- **ASSIGNMENT 1**: Could you repeat a passage from the rep and warrant relief article exactly, beginning at the words "The new integration" and stopping after the words "for the verification."?
- **ASSIGNMENT 2**: Which organizations are named in the article on rep and warrant relief for self-employed borrowers?
- **ASSIGNMENT 3**: How would the article on rep and warrant relief for loans to self-employed borrowers go on after its last paragraph? Write the next part.

More rep and warrant relief coming for loans made to the self-employed

Img

A deeper integration of Freddie Mac and LoanBeam's technologies will be followed by an expansion of the representation and warranty relief available to lenders originating loans to self-employed borrowers.

The expanded relief on tax income data will become accessible this fall, according to a press release LoanBeam issued this week during Freddie Mac's Connect client conference.

The new integration provides an early verification of income directly from the Internal Revenue Service in conjunction with income calculations LoanBeam provides for lenders. Freddie will offer the relief if the data can be verified. Loan Beam will charge an additional fee for the verification.

"Currently the rep and warranty relief given to lenders on income calculations is given on the assumption that the data is correct," said Roby Robertson, a senior vice president at LoanBeam. "This bounces the data that we've extracted from the tax returns against the IRS tax data, and validates it."

- **EXCERPTED RECORDS**:
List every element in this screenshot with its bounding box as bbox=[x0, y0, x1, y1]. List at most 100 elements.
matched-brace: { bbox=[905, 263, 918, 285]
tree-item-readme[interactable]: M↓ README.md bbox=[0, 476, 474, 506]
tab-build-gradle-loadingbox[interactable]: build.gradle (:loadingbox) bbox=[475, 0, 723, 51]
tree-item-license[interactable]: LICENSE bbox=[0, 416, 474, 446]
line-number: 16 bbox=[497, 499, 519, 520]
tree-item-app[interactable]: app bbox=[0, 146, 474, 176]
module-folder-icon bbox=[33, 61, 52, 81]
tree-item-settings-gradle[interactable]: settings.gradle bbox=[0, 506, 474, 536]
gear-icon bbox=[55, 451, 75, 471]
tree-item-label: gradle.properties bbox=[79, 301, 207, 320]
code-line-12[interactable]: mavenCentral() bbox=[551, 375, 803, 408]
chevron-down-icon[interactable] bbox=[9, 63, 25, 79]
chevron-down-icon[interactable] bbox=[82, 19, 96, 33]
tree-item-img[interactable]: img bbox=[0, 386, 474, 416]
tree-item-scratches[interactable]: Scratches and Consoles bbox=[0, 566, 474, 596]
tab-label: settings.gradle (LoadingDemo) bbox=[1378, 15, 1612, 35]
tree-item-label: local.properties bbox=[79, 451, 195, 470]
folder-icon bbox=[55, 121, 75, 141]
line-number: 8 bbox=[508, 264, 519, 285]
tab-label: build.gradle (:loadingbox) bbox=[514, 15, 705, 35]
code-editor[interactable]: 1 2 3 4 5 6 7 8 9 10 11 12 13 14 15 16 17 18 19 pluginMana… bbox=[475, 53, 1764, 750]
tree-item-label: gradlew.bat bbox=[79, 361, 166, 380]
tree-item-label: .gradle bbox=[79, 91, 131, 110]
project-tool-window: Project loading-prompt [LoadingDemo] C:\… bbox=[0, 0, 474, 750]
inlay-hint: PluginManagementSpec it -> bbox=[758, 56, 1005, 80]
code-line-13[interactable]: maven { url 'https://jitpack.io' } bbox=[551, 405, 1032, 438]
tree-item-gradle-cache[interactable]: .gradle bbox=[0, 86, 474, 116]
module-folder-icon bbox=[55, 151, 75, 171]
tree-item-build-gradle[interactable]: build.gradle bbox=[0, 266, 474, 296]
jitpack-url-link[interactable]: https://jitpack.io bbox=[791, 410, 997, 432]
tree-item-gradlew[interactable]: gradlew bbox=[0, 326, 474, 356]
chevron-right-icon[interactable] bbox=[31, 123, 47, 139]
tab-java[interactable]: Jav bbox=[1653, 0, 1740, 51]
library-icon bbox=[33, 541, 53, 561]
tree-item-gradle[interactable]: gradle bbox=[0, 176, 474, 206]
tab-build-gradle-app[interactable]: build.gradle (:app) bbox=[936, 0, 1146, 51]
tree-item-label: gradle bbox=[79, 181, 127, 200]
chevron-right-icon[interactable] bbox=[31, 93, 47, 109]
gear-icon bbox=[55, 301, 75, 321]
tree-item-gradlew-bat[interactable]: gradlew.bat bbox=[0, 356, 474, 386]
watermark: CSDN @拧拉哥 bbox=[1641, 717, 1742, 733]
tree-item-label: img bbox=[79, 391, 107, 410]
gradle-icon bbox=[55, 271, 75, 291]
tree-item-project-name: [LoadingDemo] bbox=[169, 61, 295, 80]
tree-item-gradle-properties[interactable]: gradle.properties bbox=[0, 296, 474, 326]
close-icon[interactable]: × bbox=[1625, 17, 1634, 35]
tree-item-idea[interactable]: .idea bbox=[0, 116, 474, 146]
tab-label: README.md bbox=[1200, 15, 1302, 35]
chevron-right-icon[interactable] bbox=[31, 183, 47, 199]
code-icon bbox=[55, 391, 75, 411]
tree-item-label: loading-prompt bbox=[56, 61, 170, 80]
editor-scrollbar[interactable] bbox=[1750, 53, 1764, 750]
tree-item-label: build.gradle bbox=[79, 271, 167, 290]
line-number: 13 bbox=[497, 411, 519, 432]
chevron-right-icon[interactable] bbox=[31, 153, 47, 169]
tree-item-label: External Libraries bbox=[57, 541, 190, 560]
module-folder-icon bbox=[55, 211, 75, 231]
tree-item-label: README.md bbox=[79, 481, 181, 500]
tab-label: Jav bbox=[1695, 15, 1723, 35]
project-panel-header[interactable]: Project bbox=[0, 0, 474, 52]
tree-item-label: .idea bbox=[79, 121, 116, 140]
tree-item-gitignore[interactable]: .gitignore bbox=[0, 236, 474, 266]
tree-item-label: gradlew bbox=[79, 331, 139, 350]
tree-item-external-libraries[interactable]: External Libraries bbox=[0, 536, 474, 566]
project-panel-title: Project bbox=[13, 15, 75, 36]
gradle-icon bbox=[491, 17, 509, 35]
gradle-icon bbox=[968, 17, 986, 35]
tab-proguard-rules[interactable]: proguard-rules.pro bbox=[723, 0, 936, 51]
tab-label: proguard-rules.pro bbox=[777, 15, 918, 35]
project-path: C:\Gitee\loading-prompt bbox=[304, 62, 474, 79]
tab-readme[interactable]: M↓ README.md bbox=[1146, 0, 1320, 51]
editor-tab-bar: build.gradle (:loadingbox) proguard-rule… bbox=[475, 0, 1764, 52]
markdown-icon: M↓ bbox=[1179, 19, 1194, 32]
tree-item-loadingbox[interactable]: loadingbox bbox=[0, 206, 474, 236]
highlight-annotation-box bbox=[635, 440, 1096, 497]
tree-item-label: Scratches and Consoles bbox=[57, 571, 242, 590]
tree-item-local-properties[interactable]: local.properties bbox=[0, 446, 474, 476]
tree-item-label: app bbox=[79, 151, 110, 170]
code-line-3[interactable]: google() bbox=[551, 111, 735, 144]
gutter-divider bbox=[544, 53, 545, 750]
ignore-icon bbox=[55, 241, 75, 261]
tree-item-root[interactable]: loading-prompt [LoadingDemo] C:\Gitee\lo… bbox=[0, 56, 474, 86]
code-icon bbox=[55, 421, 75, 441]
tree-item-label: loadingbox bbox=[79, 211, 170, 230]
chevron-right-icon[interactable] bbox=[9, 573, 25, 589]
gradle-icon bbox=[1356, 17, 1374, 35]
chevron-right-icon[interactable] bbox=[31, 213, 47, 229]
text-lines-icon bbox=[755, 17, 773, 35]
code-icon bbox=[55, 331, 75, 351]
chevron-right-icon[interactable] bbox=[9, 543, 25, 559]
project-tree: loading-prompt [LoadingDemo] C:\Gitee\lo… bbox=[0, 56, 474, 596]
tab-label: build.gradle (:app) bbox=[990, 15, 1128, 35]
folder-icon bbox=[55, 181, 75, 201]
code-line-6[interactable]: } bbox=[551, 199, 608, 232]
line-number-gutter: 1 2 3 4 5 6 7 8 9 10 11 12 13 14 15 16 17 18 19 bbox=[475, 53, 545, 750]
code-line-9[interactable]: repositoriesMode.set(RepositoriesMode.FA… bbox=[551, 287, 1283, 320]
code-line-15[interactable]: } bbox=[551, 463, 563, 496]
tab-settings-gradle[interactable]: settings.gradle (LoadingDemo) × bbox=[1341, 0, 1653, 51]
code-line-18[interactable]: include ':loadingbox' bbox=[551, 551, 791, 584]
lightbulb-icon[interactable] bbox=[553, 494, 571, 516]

- **EXERCISE RESPONSE 1**:
The new integration provides an early verification of income directly from the Internal Revenue Service in conjunction with income calculations LoanBeam provides for lenders. Freddie will offer the relief if the data can be verified. Loan Beam will charge an additional fee for the verification.

- **EXERCISE RESPONSE 2**: Freddie Mac, LoanBeam, Internal Revenue Service

- **EXERCISE RESPONSE 3**:
The move comes two years after Freddie initially launched an integration with LoanBeam that gave lenders selling loans to the government-sponsored enterprise access to rep and warrant relief on income calculations. The vendor runs those calculations after extracting data from documents using optical character recognition.

Freddie has said it is open to approving other vendors for similar functions if they meet a set of criteria it has, but has been having trouble finding other vendors that meet its standards.

Mortgage lenders are eager to obtain more relief from their responsibility to rep and warrant that the data points on loans they submit to Freddie Mac and Fannie Mae are accurate.

That's particularly true now, because Fannie and Freddie tend to issue more requests to lenders to buy back loans based on flawed data when there is a relatively higher level of loan performance risk in the market.